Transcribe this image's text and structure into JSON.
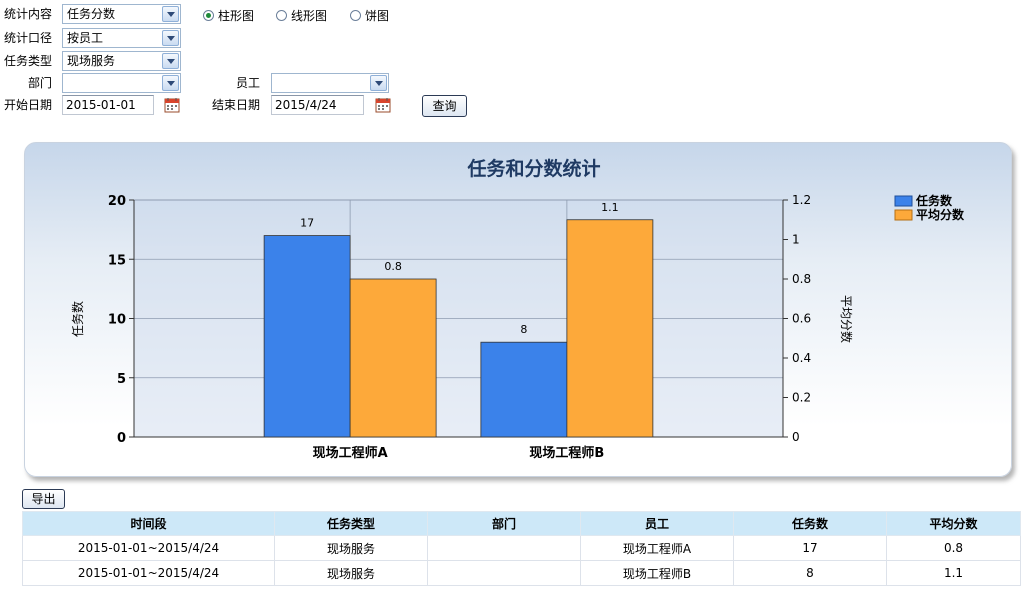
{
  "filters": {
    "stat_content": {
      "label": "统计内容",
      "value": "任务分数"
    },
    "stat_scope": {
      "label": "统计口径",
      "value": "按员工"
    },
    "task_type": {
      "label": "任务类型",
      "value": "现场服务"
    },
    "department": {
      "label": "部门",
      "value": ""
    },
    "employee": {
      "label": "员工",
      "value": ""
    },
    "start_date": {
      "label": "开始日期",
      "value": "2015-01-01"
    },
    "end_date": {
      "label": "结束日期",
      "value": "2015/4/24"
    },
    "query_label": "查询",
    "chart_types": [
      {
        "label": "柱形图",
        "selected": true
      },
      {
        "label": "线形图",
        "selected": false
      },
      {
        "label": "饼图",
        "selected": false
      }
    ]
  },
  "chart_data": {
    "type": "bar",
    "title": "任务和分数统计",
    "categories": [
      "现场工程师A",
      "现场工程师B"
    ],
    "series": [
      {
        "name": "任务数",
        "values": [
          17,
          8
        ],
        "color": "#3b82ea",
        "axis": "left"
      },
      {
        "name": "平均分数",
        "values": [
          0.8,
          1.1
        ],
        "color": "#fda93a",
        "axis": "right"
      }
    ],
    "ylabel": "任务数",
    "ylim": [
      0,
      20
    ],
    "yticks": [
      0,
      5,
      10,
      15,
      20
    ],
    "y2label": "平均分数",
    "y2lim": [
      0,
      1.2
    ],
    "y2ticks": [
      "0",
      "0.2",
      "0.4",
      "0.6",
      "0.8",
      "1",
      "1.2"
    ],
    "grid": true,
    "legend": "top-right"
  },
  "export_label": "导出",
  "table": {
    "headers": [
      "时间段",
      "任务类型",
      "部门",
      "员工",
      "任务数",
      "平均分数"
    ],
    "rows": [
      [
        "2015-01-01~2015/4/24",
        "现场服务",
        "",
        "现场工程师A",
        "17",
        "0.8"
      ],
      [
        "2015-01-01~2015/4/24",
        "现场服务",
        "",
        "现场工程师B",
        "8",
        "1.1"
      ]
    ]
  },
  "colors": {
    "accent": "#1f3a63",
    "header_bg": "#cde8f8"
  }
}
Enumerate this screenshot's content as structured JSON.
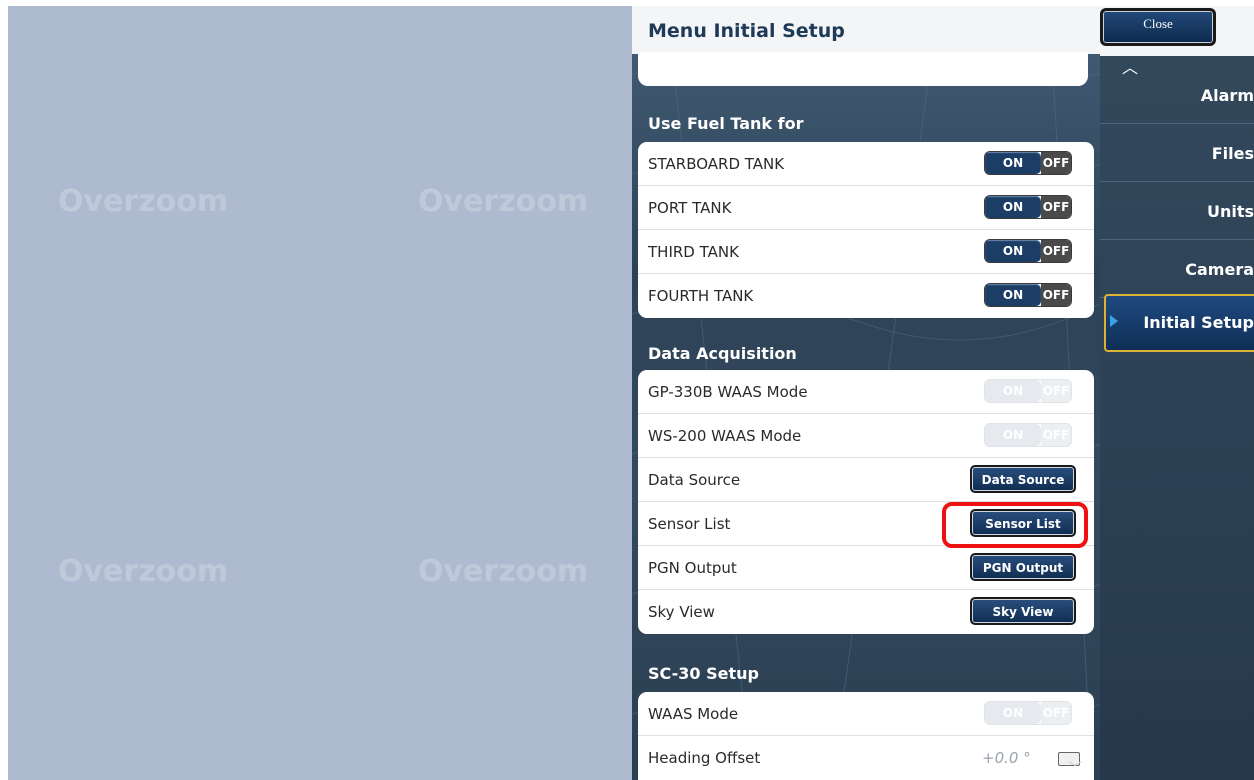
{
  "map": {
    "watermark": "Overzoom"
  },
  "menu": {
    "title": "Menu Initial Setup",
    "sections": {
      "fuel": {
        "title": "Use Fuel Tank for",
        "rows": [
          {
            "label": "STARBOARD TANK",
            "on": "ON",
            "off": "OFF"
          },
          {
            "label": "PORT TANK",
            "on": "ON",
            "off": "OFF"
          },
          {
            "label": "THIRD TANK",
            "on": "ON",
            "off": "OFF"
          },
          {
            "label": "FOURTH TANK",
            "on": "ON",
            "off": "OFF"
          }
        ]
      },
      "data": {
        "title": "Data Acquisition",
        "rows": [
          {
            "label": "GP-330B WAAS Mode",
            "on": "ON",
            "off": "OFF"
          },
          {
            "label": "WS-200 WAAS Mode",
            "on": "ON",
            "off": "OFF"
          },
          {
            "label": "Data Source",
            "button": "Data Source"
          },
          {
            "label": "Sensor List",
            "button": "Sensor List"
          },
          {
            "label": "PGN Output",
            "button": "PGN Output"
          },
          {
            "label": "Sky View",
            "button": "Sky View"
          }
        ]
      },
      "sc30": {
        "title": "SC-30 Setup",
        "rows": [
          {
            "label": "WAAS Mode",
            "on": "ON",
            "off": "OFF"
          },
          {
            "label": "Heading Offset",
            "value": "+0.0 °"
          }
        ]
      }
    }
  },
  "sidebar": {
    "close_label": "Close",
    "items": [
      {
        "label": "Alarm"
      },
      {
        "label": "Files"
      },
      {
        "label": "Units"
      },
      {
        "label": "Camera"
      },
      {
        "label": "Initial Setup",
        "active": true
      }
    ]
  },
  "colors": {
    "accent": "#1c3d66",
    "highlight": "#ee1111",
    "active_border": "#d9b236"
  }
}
....
• **WORK TO COMPLETE**:
Except for the pictures, print the data above exactly.

• **RESULT BELOW**:
Transcribe this image's text and structure into JSON.
{
  "filters": {
    "stat_content": {
      "label": "统计内容",
      "value": "任务分数"
    },
    "stat_scope": {
      "label": "统计口径",
      "value": "按员工"
    },
    "task_type": {
      "label": "任务类型",
      "value": "现场服务"
    },
    "department": {
      "label": "部门",
      "value": ""
    },
    "employee": {
      "label": "员工",
      "value": ""
    },
    "start_date": {
      "label": "开始日期",
      "value": "2015-01-01"
    },
    "end_date": {
      "label": "结束日期",
      "value": "2015/4/24"
    },
    "query_label": "查询",
    "chart_types": [
      {
        "label": "柱形图",
        "selected": true
      },
      {
        "label": "线形图",
        "selected": false
      },
      {
        "label": "饼图",
        "selected": false
      }
    ]
  },
  "chart_data": {
    "type": "bar",
    "title": "任务和分数统计",
    "categories": [
      "现场工程师A",
      "现场工程师B"
    ],
    "series": [
      {
        "name": "任务数",
        "values": [
          17,
          8
        ],
        "color": "#3b82ea",
        "axis": "left"
      },
      {
        "name": "平均分数",
        "values": [
          0.8,
          1.1
        ],
        "color": "#fda93a",
        "axis": "right"
      }
    ],
    "ylabel": "任务数",
    "ylim": [
      0,
      20
    ],
    "yticks": [
      0,
      5,
      10,
      15,
      20
    ],
    "y2label": "平均分数",
    "y2lim": [
      0,
      1.2
    ],
    "y2ticks": [
      "0",
      "0.2",
      "0.4",
      "0.6",
      "0.8",
      "1",
      "1.2"
    ],
    "grid": true,
    "legend": "top-right"
  },
  "export_label": "导出",
  "table": {
    "headers": [
      "时间段",
      "任务类型",
      "部门",
      "员工",
      "任务数",
      "平均分数"
    ],
    "rows": [
      [
        "2015-01-01~2015/4/24",
        "现场服务",
        "",
        "现场工程师A",
        "17",
        "0.8"
      ],
      [
        "2015-01-01~2015/4/24",
        "现场服务",
        "",
        "现场工程师B",
        "8",
        "1.1"
      ]
    ]
  },
  "colors": {
    "accent": "#1f3a63",
    "header_bg": "#cde8f8"
  }
}
Enumerate this screenshot's content as structured JSON.
{
  "map": {
    "watermark": "Overzoom"
  },
  "menu": {
    "title": "Menu Initial Setup",
    "sections": {
      "fuel": {
        "title": "Use Fuel Tank for",
        "rows": [
          {
            "label": "STARBOARD TANK",
            "on": "ON",
            "off": "OFF"
          },
          {
            "label": "PORT TANK",
            "on": "ON",
            "off": "OFF"
          },
          {
            "label": "THIRD TANK",
            "on": "ON",
            "off": "OFF"
          },
          {
            "label": "FOURTH TANK",
            "on": "ON",
            "off": "OFF"
          }
        ]
      },
      "data": {
        "title": "Data Acquisition",
        "rows": [
          {
            "label": "GP-330B WAAS Mode",
            "on": "ON",
            "off": "OFF"
          },
          {
            "label": "WS-200 WAAS Mode",
            "on": "ON",
            "off": "OFF"
          },
          {
            "label": "Data Source",
            "button": "Data Source"
          },
          {
            "label": "Sensor List",
            "button": "Sensor List"
          },
          {
            "label": "PGN Output",
            "button": "PGN Output"
          },
          {
            "label": "Sky View",
            "button": "Sky View"
          }
        ]
      },
      "sc30": {
        "title": "SC-30 Setup",
        "rows": [
          {
            "label": "WAAS Mode",
            "on": "ON",
            "off": "OFF"
          },
          {
            "label": "Heading Offset",
            "value": "+0.0 °"
          }
        ]
      }
    }
  },
  "sidebar": {
    "close_label": "Close",
    "items": [
      {
        "label": "Alarm"
      },
      {
        "label": "Files"
      },
      {
        "label": "Units"
      },
      {
        "label": "Camera"
      },
      {
        "label": "Initial Setup",
        "active": true
      }
    ]
  },
  "colors": {
    "accent": "#1c3d66",
    "highlight": "#ee1111",
    "active_border": "#d9b236"
  }
}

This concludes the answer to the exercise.